Collected data entries:

========

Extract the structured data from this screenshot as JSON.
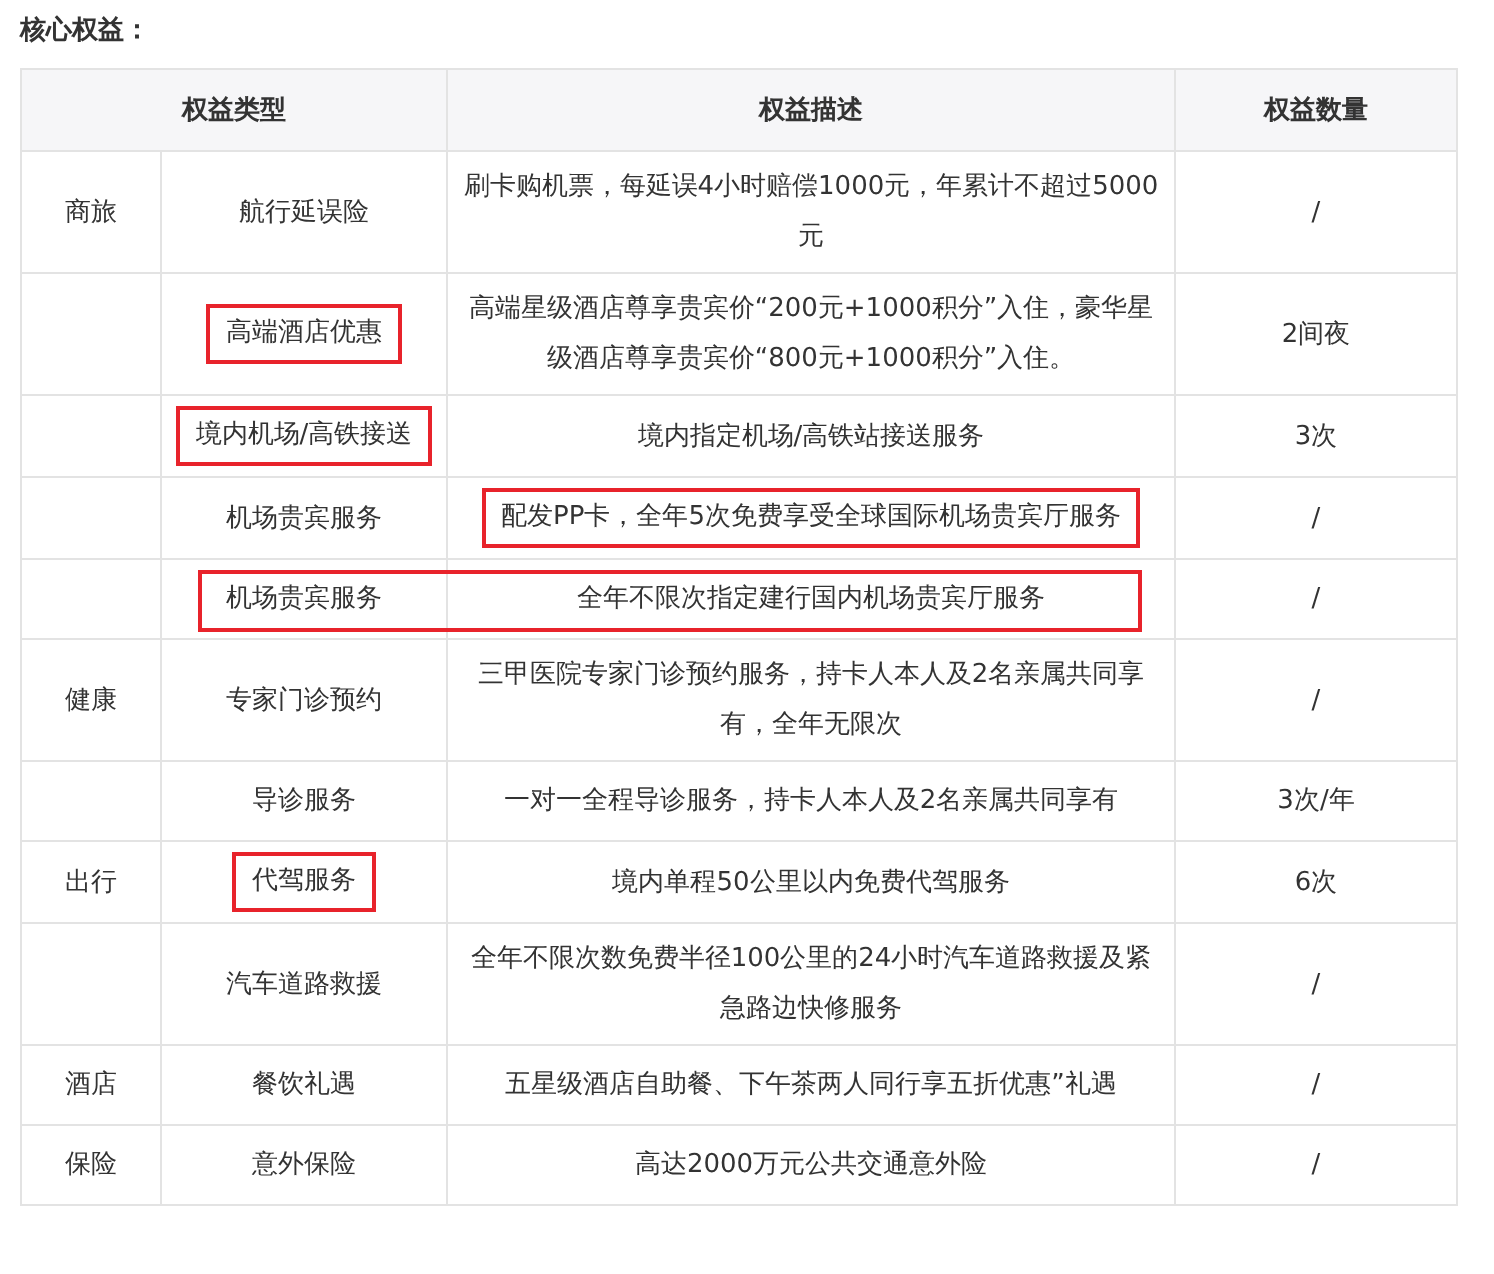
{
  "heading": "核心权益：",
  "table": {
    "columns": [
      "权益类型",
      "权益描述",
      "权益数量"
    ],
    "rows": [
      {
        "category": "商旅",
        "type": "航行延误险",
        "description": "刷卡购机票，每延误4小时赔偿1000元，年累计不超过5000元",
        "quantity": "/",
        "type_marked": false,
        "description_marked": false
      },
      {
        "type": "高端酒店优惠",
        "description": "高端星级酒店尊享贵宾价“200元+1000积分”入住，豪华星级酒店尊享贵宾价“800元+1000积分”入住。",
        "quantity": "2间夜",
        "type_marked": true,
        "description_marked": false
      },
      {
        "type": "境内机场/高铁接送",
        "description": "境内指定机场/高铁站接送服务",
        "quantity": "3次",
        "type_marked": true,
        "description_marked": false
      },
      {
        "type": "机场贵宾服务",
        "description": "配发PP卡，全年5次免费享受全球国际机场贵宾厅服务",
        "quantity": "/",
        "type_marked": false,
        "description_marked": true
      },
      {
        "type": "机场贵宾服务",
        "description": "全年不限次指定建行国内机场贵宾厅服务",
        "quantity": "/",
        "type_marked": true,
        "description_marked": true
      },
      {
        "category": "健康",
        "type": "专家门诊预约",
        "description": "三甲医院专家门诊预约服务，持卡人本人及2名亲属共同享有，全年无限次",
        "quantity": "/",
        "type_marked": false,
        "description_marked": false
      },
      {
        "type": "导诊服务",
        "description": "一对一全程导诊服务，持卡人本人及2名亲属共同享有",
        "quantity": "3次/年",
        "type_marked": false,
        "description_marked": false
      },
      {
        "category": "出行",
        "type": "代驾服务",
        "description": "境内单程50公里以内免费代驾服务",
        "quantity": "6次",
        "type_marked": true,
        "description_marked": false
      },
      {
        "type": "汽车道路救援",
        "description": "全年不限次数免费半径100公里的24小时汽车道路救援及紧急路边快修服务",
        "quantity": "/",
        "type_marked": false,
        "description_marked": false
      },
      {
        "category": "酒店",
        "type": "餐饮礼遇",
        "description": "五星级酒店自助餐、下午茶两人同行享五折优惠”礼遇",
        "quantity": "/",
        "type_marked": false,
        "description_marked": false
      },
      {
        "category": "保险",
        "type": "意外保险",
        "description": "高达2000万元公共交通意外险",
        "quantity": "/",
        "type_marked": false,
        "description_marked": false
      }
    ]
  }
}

========

» Brief
Your task is to repeat the material above exactly, without its pictures.

» Reply
Extract the structured data from this screenshot as JSON.
{
  "heading": "核心权益：",
  "table": {
    "columns": [
      "权益类型",
      "权益描述",
      "权益数量"
    ],
    "rows": [
      {
        "category": "商旅",
        "type": "航行延误险",
        "description": "刷卡购机票，每延误4小时赔偿1000元，年累计不超过5000元",
        "quantity": "/",
        "type_marked": false,
        "description_marked": false
      },
      {
        "type": "高端酒店优惠",
        "description": "高端星级酒店尊享贵宾价“200元+1000积分”入住，豪华星级酒店尊享贵宾价“800元+1000积分”入住。",
        "quantity": "2间夜",
        "type_marked": true,
        "description_marked": false
      },
      {
        "type": "境内机场/高铁接送",
        "description": "境内指定机场/高铁站接送服务",
        "quantity": "3次",
        "type_marked": true,
        "description_marked": false
      },
      {
        "type": "机场贵宾服务",
        "description": "配发PP卡，全年5次免费享受全球国际机场贵宾厅服务",
        "quantity": "/",
        "type_marked": false,
        "description_marked": true
      },
      {
        "type": "机场贵宾服务",
        "description": "全年不限次指定建行国内机场贵宾厅服务",
        "quantity": "/",
        "type_marked": true,
        "description_marked": true
      },
      {
        "category": "健康",
        "type": "专家门诊预约",
        "description": "三甲医院专家门诊预约服务，持卡人本人及2名亲属共同享有，全年无限次",
        "quantity": "/",
        "type_marked": false,
        "description_marked": false
      },
      {
        "type": "导诊服务",
        "description": "一对一全程导诊服务，持卡人本人及2名亲属共同享有",
        "quantity": "3次/年",
        "type_marked": false,
        "description_marked": false
      },
      {
        "category": "出行",
        "type": "代驾服务",
        "description": "境内单程50公里以内免费代驾服务",
        "quantity": "6次",
        "type_marked": true,
        "description_marked": false
      },
      {
        "type": "汽车道路救援",
        "description": "全年不限次数免费半径100公里的24小时汽车道路救援及紧急路边快修服务",
        "quantity": "/",
        "type_marked": false,
        "description_marked": false
      },
      {
        "category": "酒店",
        "type": "餐饮礼遇",
        "description": "五星级酒店自助餐、下午茶两人同行享五折优惠”礼遇",
        "quantity": "/",
        "type_marked": false,
        "description_marked": false
      },
      {
        "category": "保险",
        "type": "意外保险",
        "description": "高达2000万元公共交通意外险",
        "quantity": "/",
        "type_marked": false,
        "description_marked": false
      }
    ]
  }
}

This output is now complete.